### [The exercise]
Pick up the guide on PostgreSQL sequential scans and indexes where it stops, and keep writing it.

### [Text segment]
++++

$ guides / postgres / postgres-sequential-scan-on-large-table ▌

Operations Guides

PostgreSQL sequential scan on a large table: when to add an index and when not to

Seeing Seq Scan on a large table in EXPLAIN does not mean the planner is wrong. Adding a B-tree index often makes the query slower, burdens every write path with index maintenance, and wastes storage. PostgreSQL’s planner compares the estimated cost of reading the table sequentially against the estimated cost of traversing an index and fetching rows from the heap. There is no hardcoded row-percentage threshold. On SSD-backed servers, the default cost parameters are frequently stale, so the planner may be wrong in either direction.

What the planner is actually comparing

For every candidate scan path, the planner computes an abstract cost using statistics from ANALYZE and GUC parameters.

Sequential scan cost:

seq_page_cost * table pages + cpu_tuple_cost * rows scanned

Index scan cost:

random_page_cost * index pages visited + random_page_cost * heap pages fetched + cpu_tuple_cost * rows retrieved

The planner picks the cheaper path. The widely cited five-to-ten-percent rule of thumb is emergent behavior from the default seq_page_cost (1.0) and random_page_cost (4.0) on typical hardware, not a hardcoded threshold. The 4.0 default was calibrated for spinning disks. On NVMe or SSD-backed instances, random I/O latency is close enough to sequential I/O that this assumption is outdated. When random_page_cost is left at 4.0 on all-flash storage, the planner overestimates the cost of index scans and falls back to sequential scans for queries that would benefit from an index.

EXPLAIN (ANALYZE, BUFFERS) SELECT * FROM events WHERE created_at > '2025-01-01';

How the cost model decides

flowchart TD
    A[Query received] --> B[Estimate rows returned]
    B --> C{Usable index exists?}
    C -->|No| D[Plan: Seq Scan]
    C -->|Yes| E[Estimate index scan cost]
    E --> F[random_page_cost * index pages + heap fetches]
    B --> G[Estimate seq scan cost]
    G --> H[seq_page_cost * table pages + cpu_tuple_cost * rows]
    F --> I{Index cost < Seq cost?}
    H --> I
    I -->|Yes| J[Plan: Index Scan]
    I -->|No| D

If no index can satisfy the predicate, the planner reads the table sequentially. If an index exists, the planner estimates how many rows match the filter and how scattered the matching rows are across heap pages. For a low-selectivity predicate on a large table, an index scan might touch many heap pages at random. Under the default random_page_cost of 4.0, that random access looks expensive, so the planner prefers a sequential scan. Lowering random_page_cost toward 1.1 or 2.0 on SSD-only storage can flip the plan to an index scan.

Between the two extremes, the planner may choose a bitmap index scan. PostgreSQL scans the index to build a bitmap of matching heap pages, then reads those pages in physical order. This converts random heap access into a more sequential pattern, often beating both a pure index scan and a full sequential scan for moderate selectivity. Parallel bitmap heap scans go further: the leader builds the bitmap while workers read the heap in parallel. The underlying index scan itself is not parallelized.

Parallel sequential scans add another variable. Since PostgreSQL 9.6, the planner can assign multiple workers to scan non-overlapping ranges of the same table. This reduces the effective per-query cost of a sequential scan. The planner only considers parallelism for tables larger than min_parallel_table_scan_size (default 8 MB). On large tables, a parallel sequential scan can outrun an index scan even for moderately selective queries, particularly when the index is not covering and would require many heap lookups.

++++

### [Stored data]
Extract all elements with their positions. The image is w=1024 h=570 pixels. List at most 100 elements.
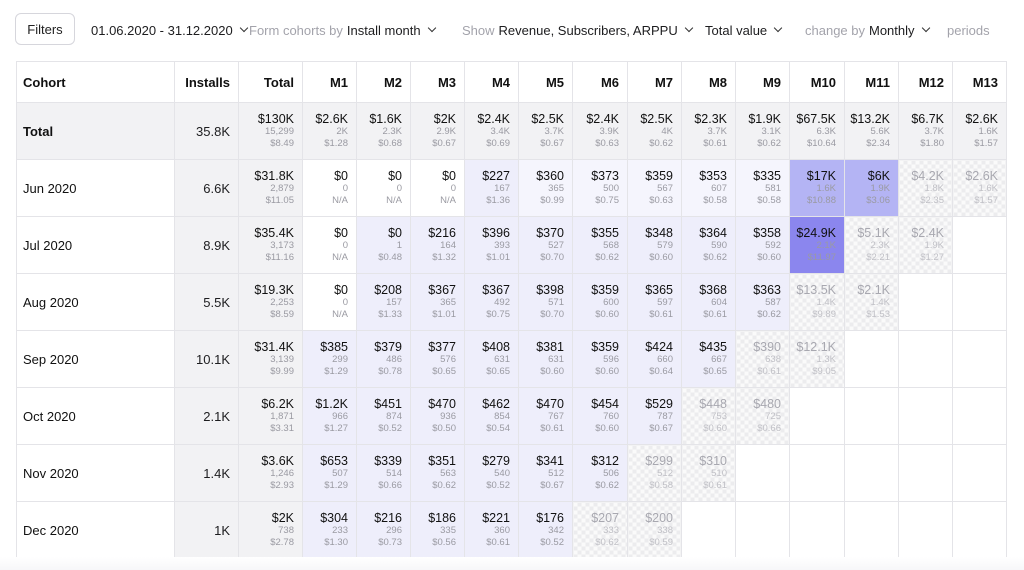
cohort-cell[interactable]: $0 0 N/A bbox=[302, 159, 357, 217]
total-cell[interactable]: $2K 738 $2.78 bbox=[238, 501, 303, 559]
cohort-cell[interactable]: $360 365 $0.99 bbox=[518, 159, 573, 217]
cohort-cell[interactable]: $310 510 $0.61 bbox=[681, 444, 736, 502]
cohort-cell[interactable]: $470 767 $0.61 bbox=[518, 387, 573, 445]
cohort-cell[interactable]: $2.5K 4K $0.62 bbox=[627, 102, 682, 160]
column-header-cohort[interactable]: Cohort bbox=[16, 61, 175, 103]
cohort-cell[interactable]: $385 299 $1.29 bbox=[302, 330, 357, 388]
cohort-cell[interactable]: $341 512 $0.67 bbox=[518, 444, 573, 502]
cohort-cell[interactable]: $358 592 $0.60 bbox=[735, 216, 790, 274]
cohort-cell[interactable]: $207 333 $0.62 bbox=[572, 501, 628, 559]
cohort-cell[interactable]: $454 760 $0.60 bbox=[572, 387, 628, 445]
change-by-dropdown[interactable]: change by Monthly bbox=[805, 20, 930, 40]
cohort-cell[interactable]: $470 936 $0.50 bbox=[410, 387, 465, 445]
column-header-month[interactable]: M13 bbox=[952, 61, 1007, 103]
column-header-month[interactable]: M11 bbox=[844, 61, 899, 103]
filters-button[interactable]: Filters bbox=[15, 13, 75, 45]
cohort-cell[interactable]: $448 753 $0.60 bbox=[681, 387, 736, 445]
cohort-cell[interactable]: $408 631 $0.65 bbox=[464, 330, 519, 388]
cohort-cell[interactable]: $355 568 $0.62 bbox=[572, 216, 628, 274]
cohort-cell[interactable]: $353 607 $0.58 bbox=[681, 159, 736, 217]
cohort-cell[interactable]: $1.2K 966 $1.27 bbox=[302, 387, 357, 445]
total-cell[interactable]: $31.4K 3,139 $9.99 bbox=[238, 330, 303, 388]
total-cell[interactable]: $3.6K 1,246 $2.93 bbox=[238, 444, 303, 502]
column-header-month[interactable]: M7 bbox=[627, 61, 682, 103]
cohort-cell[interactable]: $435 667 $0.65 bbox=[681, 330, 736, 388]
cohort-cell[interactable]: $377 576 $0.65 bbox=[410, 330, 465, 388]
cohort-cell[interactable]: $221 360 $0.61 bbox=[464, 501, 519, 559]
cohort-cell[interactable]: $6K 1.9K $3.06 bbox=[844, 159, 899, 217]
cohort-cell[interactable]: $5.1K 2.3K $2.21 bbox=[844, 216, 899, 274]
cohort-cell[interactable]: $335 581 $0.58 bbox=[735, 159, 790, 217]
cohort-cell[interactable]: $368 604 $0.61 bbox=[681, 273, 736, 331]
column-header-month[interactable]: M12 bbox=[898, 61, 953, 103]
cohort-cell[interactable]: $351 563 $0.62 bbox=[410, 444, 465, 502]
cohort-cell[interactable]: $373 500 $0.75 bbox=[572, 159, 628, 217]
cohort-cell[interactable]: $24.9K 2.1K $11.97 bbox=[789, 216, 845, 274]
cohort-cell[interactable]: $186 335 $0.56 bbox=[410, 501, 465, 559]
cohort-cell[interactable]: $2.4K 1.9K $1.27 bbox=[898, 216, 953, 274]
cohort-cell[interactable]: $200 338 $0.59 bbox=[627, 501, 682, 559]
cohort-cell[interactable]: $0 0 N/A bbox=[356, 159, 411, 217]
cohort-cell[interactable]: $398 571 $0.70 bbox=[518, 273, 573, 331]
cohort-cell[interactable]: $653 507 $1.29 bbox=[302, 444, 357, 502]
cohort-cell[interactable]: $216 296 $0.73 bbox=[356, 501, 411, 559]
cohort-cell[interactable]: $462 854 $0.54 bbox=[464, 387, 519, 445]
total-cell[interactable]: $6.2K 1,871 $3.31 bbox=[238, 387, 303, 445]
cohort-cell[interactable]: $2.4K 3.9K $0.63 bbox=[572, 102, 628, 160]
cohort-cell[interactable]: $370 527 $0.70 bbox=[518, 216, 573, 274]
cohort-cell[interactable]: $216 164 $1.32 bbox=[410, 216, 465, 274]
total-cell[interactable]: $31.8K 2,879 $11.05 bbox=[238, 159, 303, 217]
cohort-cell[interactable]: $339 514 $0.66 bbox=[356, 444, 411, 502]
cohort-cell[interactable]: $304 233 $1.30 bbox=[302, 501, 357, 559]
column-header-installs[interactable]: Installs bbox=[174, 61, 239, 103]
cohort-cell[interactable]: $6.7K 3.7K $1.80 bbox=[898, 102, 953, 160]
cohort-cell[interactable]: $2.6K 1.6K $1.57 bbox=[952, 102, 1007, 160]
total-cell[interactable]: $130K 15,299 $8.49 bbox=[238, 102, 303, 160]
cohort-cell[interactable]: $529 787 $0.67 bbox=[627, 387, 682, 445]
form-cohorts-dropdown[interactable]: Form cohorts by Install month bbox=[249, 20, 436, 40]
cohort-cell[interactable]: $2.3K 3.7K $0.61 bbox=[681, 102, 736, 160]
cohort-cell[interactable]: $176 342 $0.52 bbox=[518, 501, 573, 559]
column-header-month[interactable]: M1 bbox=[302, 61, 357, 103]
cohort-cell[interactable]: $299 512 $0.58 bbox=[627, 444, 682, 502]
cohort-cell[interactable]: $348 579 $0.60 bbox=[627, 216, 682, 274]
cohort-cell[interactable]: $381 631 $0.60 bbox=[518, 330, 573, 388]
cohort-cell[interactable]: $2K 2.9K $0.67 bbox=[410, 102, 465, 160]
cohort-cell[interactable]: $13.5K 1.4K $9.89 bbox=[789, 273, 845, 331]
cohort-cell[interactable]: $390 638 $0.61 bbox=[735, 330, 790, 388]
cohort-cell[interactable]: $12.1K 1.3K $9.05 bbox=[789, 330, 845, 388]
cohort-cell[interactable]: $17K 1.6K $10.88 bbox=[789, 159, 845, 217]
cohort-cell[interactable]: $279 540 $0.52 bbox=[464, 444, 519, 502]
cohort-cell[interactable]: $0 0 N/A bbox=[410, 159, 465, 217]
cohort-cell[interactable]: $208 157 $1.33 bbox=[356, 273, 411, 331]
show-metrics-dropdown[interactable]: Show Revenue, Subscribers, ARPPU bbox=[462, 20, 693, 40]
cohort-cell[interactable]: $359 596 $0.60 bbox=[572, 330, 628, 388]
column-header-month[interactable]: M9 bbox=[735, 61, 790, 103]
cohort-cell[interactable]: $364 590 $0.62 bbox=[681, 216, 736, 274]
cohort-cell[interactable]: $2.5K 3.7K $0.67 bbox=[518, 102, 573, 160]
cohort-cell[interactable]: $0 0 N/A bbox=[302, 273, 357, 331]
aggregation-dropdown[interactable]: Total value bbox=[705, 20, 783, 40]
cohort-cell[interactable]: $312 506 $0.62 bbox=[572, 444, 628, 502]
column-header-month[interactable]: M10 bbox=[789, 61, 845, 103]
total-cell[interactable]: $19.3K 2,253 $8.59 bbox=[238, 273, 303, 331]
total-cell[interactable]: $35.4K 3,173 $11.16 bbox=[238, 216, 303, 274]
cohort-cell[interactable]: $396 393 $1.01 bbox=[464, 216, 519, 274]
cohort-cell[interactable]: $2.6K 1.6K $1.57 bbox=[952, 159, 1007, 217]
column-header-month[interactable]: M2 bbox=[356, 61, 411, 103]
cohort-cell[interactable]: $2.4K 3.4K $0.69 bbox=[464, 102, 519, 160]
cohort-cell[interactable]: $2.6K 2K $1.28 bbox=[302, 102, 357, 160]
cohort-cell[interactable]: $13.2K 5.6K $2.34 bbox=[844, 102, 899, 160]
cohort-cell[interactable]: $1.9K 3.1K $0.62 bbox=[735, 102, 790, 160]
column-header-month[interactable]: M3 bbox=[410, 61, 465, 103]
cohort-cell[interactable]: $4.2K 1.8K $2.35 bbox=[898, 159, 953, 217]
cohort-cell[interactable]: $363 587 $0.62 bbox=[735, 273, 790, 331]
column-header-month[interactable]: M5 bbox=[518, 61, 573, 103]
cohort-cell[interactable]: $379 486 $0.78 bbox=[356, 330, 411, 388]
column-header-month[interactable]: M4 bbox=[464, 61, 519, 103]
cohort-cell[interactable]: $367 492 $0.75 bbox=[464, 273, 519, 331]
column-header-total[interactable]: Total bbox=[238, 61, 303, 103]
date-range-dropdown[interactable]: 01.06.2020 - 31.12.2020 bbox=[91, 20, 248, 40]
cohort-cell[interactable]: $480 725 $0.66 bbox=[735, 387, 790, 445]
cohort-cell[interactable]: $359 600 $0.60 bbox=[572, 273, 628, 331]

++++

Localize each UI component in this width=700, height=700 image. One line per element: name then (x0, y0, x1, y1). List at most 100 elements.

++++

### [Written response]
PostgreSQL 17 introduces a streaming I/O interface that batches multiple read requests during sequential scans, bitmap heap scans, and vacuum. This lowers per-call overhead and makes sequential scans faster than in prior versions. The planner does not account for this at the SQL level, but the observed effect is that sequential scans are more competitive relative to index scans. If you upgrade to PostgreSQL 17 and see more Seq Scan nodes, the planner may not be broken; the underlying sequential read path simply got faster.

Where this shows up in production

SSDs with a stale random_page_cost. A cloud instance backed by NVMe may still have random_page_cost set to 4.0. The planner sees random heap fetches as disproportionately expensive and chooses sequential scans for queries that return as little as three to eight percent of the table. Lowering random_page_cost to 1.1 or 2.0 for SSD-only storage often corrects the bias. On mixed storage tiers, setting it too low causes the planner to choose index scans that perform poorly when data spills to slower disks.

LIMIT clauses with bad estimates. The planner discounts the estimated cost of an index scan when a LIMIT clause is present, assuming it can stop after fetching a fraction of matching rows. If the actual cardinality is much higher than the estimate, the index scan degrades badly. This is not a case where the sequential scan was better; it is a case where the index was chosen based on bad statistics. The correct fix is usually a higher statistics target or a partial index, not index removal.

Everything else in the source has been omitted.